The problem:
Reproduce unchanged the stretch of the records from the line containing "thin-track-line bbox=[122, 477, 301, 689]" through the line containing "x-tick-label: 31Aug 00Z bbox=[154, 258, 199, 289]", including both of those lines.

== Exercise input

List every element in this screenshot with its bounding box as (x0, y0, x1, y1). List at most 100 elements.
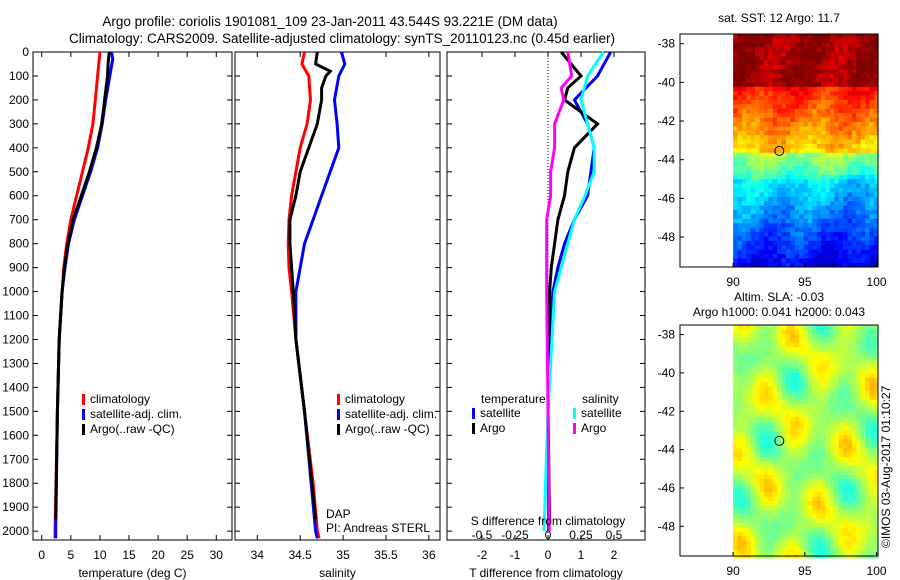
map-cell (860, 479, 866, 484)
map-cell (821, 421, 826, 427)
map-cell (737, 104, 743, 110)
map-cell (847, 108, 853, 114)
map-cell (777, 417, 782, 423)
map-cell (750, 91, 756, 96)
map-cell (873, 545, 879, 550)
map-cell (816, 78, 822, 83)
map-cell (834, 51, 839, 57)
map-cell (834, 373, 839, 379)
map-cell (856, 170, 861, 176)
map-cell (843, 113, 848, 118)
map-cell (821, 465, 826, 471)
map-cell (737, 448, 743, 453)
map-cell (772, 408, 778, 414)
map-cell (733, 144, 738, 149)
map-cell (790, 399, 795, 405)
map-cell (768, 408, 773, 414)
map-cell (750, 60, 756, 66)
map-cell (785, 91, 791, 96)
map-cell (807, 408, 813, 414)
map-cell (807, 240, 813, 246)
map-cell (737, 404, 743, 409)
map-cell (785, 386, 791, 392)
map-cell (799, 161, 804, 167)
map-cell (834, 113, 839, 118)
map-cell (821, 373, 826, 379)
map-cell (865, 122, 870, 127)
map-cell (803, 34, 809, 39)
map-cell (869, 360, 875, 365)
map-cell (807, 258, 813, 264)
map-cell (750, 355, 756, 361)
y-tick-label: 1700 (2, 452, 29, 466)
map-cell (838, 113, 844, 118)
map-cell (865, 501, 870, 506)
map-cell (777, 487, 782, 493)
map-cell (856, 457, 861, 462)
map-cell (777, 505, 782, 511)
map-cell (851, 104, 857, 110)
map-cell (803, 227, 809, 233)
map-cell (741, 108, 747, 114)
map-cell (803, 514, 809, 519)
map-cell (746, 157, 751, 162)
map-cell (746, 249, 751, 255)
map-cell (834, 549, 839, 555)
map-cell (869, 347, 875, 352)
map-cell (750, 443, 756, 449)
map-cell (741, 457, 747, 462)
map-cell (794, 452, 800, 458)
map-cell (829, 157, 835, 162)
map-cell (737, 170, 743, 176)
map-cell (781, 262, 787, 268)
map-cell (834, 214, 839, 220)
map-cell (737, 545, 743, 550)
map-cell (755, 408, 760, 414)
map-cell (733, 465, 738, 471)
map-cell (834, 382, 839, 387)
map-cell (865, 135, 870, 140)
map-cell (763, 417, 769, 423)
map-cell (785, 404, 791, 409)
map-cell (790, 86, 795, 92)
map-cell (746, 148, 751, 154)
map-cell (851, 338, 857, 343)
map-cell (759, 536, 765, 541)
map-cell (777, 545, 782, 550)
map-cell (790, 42, 795, 48)
map-cell (834, 474, 839, 480)
map-cell (851, 188, 857, 193)
map-cell (838, 549, 844, 555)
map-cell (869, 161, 875, 167)
map-cell (772, 465, 778, 471)
map-cell (737, 342, 743, 348)
map-cell (865, 51, 870, 57)
map-cell (816, 421, 822, 427)
map-cell (869, 148, 875, 154)
map-cell (834, 117, 839, 123)
map-cell (843, 342, 848, 348)
map-cell (799, 113, 804, 118)
map-cell (755, 474, 760, 480)
map-cell (785, 465, 791, 471)
map-cell (803, 386, 809, 392)
map-cell (733, 457, 738, 462)
legend-label: Argo (480, 421, 506, 435)
map-cell (794, 470, 800, 475)
map-cell (741, 157, 747, 162)
map-cell (860, 42, 866, 48)
map-cell (807, 196, 813, 202)
map-cell (825, 240, 831, 246)
map-cell (759, 56, 765, 61)
map-cell (860, 452, 866, 458)
map-cell (737, 399, 743, 405)
map-cell (847, 355, 853, 361)
map-cell (860, 457, 866, 462)
map-cell (772, 73, 778, 79)
map-cell (860, 174, 866, 180)
map-cell (781, 192, 787, 198)
series-line-t-argo (546, 51, 600, 520)
map-cell (755, 232, 760, 237)
map-cell (772, 364, 778, 370)
map-cell (759, 545, 765, 550)
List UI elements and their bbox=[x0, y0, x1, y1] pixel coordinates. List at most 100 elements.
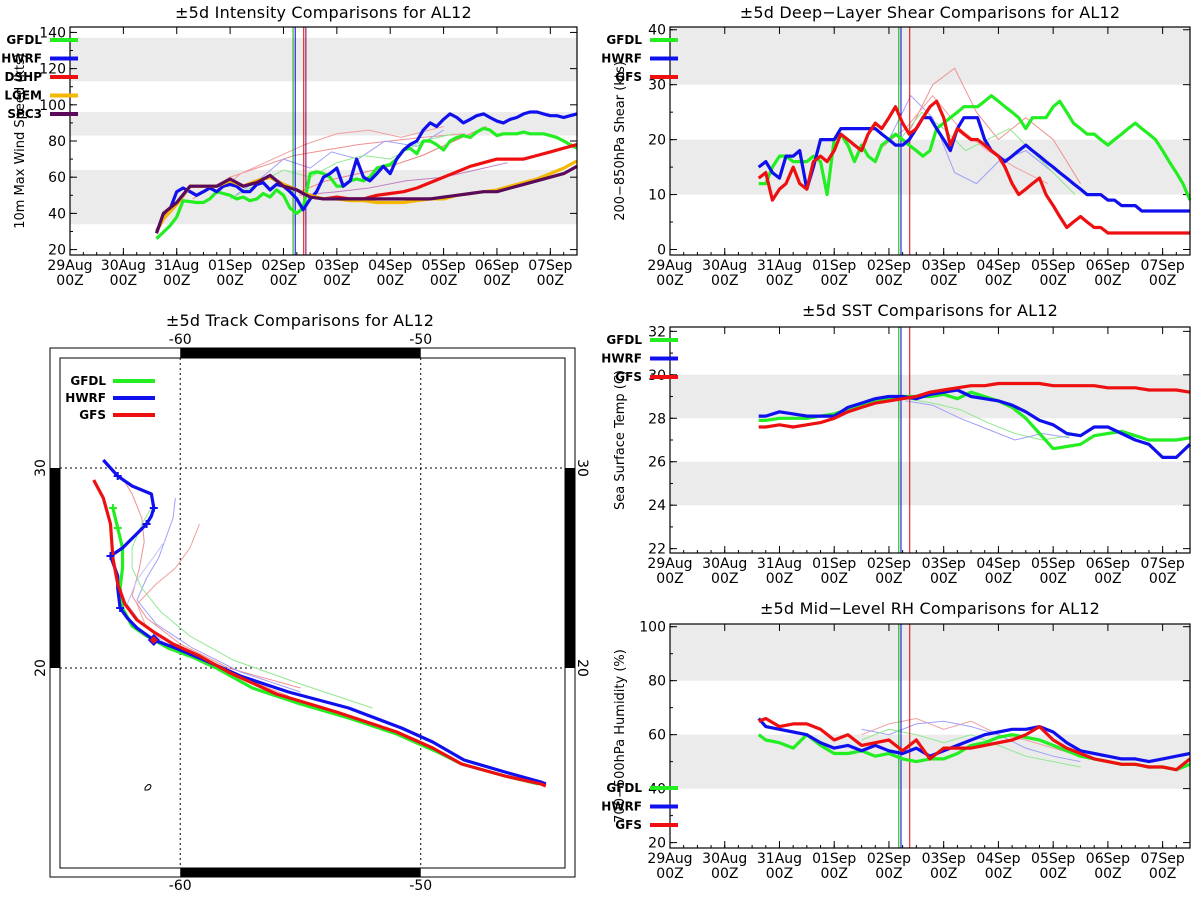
thin-track-line bbox=[122, 477, 301, 689]
y-tick-label: 80 bbox=[648, 674, 666, 690]
shaded-band bbox=[670, 461, 1190, 506]
thin-track-line bbox=[136, 497, 301, 693]
x-tick-label: 04Sep 00Z bbox=[976, 258, 1020, 289]
x-tick-label: 03Sep 00Z bbox=[315, 258, 359, 289]
x-tick-label: 29Aug 00Z bbox=[647, 556, 692, 587]
series-line-gfs bbox=[758, 381, 1191, 429]
plot-frame bbox=[69, 26, 578, 256]
plot-frame bbox=[669, 623, 1191, 849]
x-tick-label: 31Aug 00Z bbox=[154, 258, 199, 289]
x-tick-label: 01Sep 00Z bbox=[208, 258, 252, 289]
track-line-hwrf bbox=[102, 458, 547, 786]
legend-label: HWRF bbox=[1, 52, 42, 66]
y-axis-label: 200−850hPa Shear (kts) bbox=[613, 61, 628, 221]
plot-frame bbox=[669, 26, 1191, 256]
y-axis-label: Sea Surface Temp (C) bbox=[613, 370, 628, 510]
x-tick-label: 30Aug 00Z bbox=[101, 258, 146, 289]
x-tick-label: 05Sep 00Z bbox=[1031, 556, 1075, 587]
x-tick-label: 01Sep 00Z bbox=[812, 851, 856, 882]
map-border-bar-right bbox=[565, 468, 575, 668]
x-tick-label: 04Sep 00Z bbox=[368, 258, 412, 289]
x-tick-label: 05Sep 00Z bbox=[1031, 258, 1075, 289]
y-tick-label: 26 bbox=[648, 455, 666, 471]
series-line-gfdl bbox=[758, 94, 1192, 201]
thin-ensemble-line bbox=[213, 126, 444, 196]
thin-ensemble-line bbox=[905, 398, 1070, 441]
thin-ensemble-line bbox=[888, 94, 1054, 185]
y-tick-label: 120 bbox=[39, 62, 66, 78]
shaded-band bbox=[670, 624, 1190, 681]
series-line-hwrf bbox=[757, 116, 1190, 213]
track-position-marker bbox=[113, 472, 122, 480]
x-tick-label: 30Aug 00Z bbox=[702, 258, 747, 289]
track-position-marker bbox=[113, 524, 122, 532]
shaded-band bbox=[70, 37, 577, 82]
y-tick-label: 20 bbox=[648, 836, 666, 852]
latitude-label-right: 20 bbox=[574, 659, 590, 677]
chart-title: ±5d Mid−Level RH Comparisons for AL12 bbox=[760, 599, 1100, 618]
thin-ensemble-line bbox=[235, 129, 444, 196]
y-tick-label: 22 bbox=[648, 542, 666, 558]
x-tick-label: 06Sep 00Z bbox=[1086, 258, 1130, 289]
legend-label: HWRF bbox=[65, 391, 106, 405]
x-tick-label: 30Aug 00Z bbox=[702, 851, 747, 882]
chart-title: ±5d Intensity Comparisons for AL12 bbox=[175, 3, 472, 22]
series-line-spc3 bbox=[154, 164, 578, 234]
legend-label: GFDL bbox=[70, 374, 106, 388]
x-tick-label: 02Sep 00Z bbox=[867, 556, 911, 587]
thin-track-line bbox=[131, 507, 373, 709]
x-tick-label: 31Aug 00Z bbox=[757, 258, 802, 289]
x-tick-label: 07Sep 00Z bbox=[1141, 258, 1185, 289]
legend-label: GFS bbox=[615, 70, 642, 84]
track-position-marker bbox=[116, 604, 125, 612]
sst-chart-svg: ±5d SST Comparisons for AL12 Sea Surface … bbox=[601, 301, 1192, 587]
longitude-label-bottom: -60 bbox=[169, 878, 192, 894]
latitude-label-left: 20 bbox=[33, 659, 49, 677]
chart-title: ±5d SST Comparisons for AL12 bbox=[802, 301, 1058, 320]
series-line-gfs bbox=[757, 99, 1190, 235]
x-tick-label: 29Aug 00Z bbox=[47, 258, 92, 289]
thin-ensemble-line bbox=[861, 717, 1081, 757]
y-tick-label: 80 bbox=[48, 134, 66, 150]
legend-label: GFDL bbox=[606, 333, 642, 347]
track-line-gfs bbox=[92, 479, 547, 788]
legend-label: GFS bbox=[79, 408, 106, 422]
x-tick-label: 29Aug 00Z bbox=[647, 258, 692, 289]
thin-ensemble-line bbox=[905, 400, 1070, 441]
legend-label: GFDL bbox=[6, 33, 42, 47]
legend-label: GFS bbox=[615, 370, 642, 384]
y-tick-label: 140 bbox=[39, 25, 66, 41]
map-border-bar-left bbox=[50, 468, 60, 668]
series-line-hwrf bbox=[757, 717, 1191, 764]
y-tick-label: 40 bbox=[48, 206, 66, 222]
legend-label: HWRF bbox=[601, 52, 642, 66]
x-tick-label: 02Sep 00Z bbox=[867, 851, 911, 882]
y-tick-label: 24 bbox=[648, 498, 666, 514]
y-tick-label: 20 bbox=[48, 243, 66, 259]
longitude-label-top: -50 bbox=[409, 332, 432, 348]
legend-label: GFDL bbox=[606, 781, 642, 795]
series-line-gfdl bbox=[155, 126, 578, 240]
y-tick-label: 28 bbox=[648, 411, 666, 427]
legend-label: GFS bbox=[615, 818, 642, 832]
thin-ensemble-line bbox=[299, 162, 508, 196]
x-tick-label: 06Sep 00Z bbox=[475, 258, 519, 289]
rh-chart: ±5d Mid−Level RH Comparisons for AL12 700… bbox=[600, 596, 1200, 900]
series-line-hwrf bbox=[758, 388, 1192, 459]
track-chart-svg: ±5d Track Comparisons for AL12 -60 -60 -50 -… bbox=[33, 311, 590, 894]
legend-label: DSHP bbox=[5, 70, 43, 84]
x-tick-label: 07Sep 00Z bbox=[1141, 556, 1185, 587]
latitude-label-left: 30 bbox=[33, 459, 49, 477]
plot-frame bbox=[669, 326, 1191, 554]
latitude-label-right: 30 bbox=[574, 459, 590, 477]
y-tick-label: 60 bbox=[648, 728, 666, 744]
x-tick-label: 04Sep 00Z bbox=[976, 851, 1020, 882]
x-tick-label: 01Sep 00Z bbox=[812, 258, 856, 289]
x-tick-label: 30Aug 00Z bbox=[702, 556, 747, 587]
thin-ensemble-line bbox=[861, 728, 1081, 768]
shaded-band bbox=[670, 27, 1190, 85]
x-tick-label: 29Aug 00Z bbox=[647, 851, 692, 882]
x-tick-label: 03Sep 00Z bbox=[922, 556, 966, 587]
map-border-bar-bottom bbox=[180, 868, 421, 877]
x-tick-label: 07Sep 00Z bbox=[1141, 851, 1185, 882]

====

Solution to this task:
thin-track-line bbox=[122, 477, 301, 689]
y-tick-label: 80 bbox=[648, 674, 666, 690]
shaded-band bbox=[670, 461, 1190, 506]
thin-track-line bbox=[136, 497, 301, 693]
x-tick-label: 04Sep 00Z bbox=[976, 258, 1020, 289]
x-tick-label: 03Sep 00Z bbox=[315, 258, 359, 289]
x-tick-label: 29Aug 00Z bbox=[647, 556, 692, 587]
series-line-gfs bbox=[758, 381, 1191, 429]
plot-frame bbox=[69, 26, 578, 256]
plot-frame bbox=[669, 623, 1191, 849]
x-tick-label: 31Aug 00Z bbox=[154, 258, 199, 289]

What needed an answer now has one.